What the exercise asks: Where a line below holds the string "your", copy that line.
[start]
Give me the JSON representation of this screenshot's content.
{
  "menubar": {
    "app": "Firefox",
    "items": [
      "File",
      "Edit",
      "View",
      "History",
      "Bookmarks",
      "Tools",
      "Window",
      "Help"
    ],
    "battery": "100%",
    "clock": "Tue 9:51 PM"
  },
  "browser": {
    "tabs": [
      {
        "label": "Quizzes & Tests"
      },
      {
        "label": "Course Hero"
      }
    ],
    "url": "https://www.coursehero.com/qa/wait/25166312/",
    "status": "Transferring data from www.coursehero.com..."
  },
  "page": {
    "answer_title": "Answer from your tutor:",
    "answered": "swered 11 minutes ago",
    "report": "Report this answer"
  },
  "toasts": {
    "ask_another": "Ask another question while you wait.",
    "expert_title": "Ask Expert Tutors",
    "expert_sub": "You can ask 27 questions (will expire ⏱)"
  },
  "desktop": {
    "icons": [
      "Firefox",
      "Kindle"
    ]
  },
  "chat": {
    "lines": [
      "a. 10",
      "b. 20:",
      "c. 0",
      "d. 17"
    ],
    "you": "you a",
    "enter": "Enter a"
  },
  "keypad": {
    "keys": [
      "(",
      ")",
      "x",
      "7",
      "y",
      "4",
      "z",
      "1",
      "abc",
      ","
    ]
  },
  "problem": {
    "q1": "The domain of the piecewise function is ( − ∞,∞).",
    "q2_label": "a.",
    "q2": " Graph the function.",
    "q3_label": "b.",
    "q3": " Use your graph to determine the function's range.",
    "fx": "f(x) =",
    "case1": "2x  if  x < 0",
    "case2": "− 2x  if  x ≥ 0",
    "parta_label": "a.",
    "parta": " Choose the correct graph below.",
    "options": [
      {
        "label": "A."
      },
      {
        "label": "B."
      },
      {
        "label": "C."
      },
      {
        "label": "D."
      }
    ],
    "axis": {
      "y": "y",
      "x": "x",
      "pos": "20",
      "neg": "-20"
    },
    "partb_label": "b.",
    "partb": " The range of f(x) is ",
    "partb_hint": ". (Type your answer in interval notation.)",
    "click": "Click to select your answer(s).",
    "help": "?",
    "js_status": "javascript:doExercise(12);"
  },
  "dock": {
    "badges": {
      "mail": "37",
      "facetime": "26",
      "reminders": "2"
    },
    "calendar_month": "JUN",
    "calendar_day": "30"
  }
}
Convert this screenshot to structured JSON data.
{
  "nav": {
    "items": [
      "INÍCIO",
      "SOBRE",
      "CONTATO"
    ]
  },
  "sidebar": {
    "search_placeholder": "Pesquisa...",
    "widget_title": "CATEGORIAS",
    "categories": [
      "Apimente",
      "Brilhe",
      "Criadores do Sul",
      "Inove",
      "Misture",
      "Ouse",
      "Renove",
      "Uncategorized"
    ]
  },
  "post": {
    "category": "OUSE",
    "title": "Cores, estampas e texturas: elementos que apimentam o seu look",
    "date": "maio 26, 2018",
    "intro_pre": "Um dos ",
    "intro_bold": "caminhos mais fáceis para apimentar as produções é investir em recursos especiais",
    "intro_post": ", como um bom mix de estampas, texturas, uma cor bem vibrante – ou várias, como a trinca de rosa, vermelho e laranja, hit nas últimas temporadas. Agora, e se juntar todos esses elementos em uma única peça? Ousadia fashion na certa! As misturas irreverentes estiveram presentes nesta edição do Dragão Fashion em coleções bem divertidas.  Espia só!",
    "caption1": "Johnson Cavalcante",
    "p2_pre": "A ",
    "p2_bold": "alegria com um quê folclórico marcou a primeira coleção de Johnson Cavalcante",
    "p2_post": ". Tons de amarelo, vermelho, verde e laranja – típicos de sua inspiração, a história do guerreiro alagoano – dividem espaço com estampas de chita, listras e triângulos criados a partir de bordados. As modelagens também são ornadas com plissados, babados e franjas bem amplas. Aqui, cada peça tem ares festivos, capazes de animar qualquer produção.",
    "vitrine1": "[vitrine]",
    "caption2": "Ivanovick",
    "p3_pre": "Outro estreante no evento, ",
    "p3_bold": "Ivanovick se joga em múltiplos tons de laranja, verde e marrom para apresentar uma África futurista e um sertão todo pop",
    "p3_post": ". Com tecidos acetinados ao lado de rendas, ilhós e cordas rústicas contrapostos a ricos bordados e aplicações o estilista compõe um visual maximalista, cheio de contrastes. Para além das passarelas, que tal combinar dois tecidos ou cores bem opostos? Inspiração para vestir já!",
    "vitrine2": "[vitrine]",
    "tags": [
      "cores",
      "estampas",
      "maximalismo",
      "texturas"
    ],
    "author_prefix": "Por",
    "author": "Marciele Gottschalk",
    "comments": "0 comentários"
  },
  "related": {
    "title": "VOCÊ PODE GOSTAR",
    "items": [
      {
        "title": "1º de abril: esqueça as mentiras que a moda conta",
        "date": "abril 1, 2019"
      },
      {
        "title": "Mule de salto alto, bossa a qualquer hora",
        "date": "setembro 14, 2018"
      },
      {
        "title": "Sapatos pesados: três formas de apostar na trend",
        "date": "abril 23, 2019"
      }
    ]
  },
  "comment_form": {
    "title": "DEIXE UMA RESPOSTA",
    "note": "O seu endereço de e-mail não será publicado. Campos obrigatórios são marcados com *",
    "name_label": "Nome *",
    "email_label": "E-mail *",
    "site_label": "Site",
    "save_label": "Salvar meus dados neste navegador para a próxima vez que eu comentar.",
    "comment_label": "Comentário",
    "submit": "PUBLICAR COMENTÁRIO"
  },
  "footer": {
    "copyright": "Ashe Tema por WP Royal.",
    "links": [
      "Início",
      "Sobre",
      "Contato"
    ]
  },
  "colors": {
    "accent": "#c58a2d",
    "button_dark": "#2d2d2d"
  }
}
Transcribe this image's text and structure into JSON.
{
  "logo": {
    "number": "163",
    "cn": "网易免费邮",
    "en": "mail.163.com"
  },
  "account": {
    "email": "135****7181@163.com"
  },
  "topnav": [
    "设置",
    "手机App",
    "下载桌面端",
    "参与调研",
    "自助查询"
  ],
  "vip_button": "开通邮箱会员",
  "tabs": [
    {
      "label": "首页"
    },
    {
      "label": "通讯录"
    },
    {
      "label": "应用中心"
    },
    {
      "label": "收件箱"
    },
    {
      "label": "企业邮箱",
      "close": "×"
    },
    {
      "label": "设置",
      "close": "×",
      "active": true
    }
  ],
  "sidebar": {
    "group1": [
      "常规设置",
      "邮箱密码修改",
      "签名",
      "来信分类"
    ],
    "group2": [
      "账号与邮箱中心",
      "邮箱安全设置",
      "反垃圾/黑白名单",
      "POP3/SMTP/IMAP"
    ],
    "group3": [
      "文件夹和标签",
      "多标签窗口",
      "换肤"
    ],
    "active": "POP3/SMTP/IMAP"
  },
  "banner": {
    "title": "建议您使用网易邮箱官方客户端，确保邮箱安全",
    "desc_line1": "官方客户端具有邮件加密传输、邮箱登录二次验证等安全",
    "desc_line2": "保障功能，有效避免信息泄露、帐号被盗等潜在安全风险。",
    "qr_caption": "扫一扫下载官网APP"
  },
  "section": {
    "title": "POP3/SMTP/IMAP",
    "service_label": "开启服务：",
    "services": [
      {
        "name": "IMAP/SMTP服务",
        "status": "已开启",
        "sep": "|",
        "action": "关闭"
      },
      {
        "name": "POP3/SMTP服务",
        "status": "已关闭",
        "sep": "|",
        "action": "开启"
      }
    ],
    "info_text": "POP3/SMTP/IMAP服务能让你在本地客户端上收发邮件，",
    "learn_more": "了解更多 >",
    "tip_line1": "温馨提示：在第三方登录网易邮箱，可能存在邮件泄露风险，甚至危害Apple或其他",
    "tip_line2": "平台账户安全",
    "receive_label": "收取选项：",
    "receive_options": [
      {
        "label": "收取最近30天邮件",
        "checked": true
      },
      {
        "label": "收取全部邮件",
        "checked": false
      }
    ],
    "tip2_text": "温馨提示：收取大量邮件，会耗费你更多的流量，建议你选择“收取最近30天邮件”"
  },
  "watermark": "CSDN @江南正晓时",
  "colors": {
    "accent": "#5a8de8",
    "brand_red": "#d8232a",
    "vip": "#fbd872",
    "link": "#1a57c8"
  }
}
[end]
Full response:
    "answer_title": "Answer from your tutor:",
    "q3": " Use your graph to determine the function's range.",
    "partb_hint": ". (Type your answer in interval notation.)",
    "click": "Click to select your answer(s).",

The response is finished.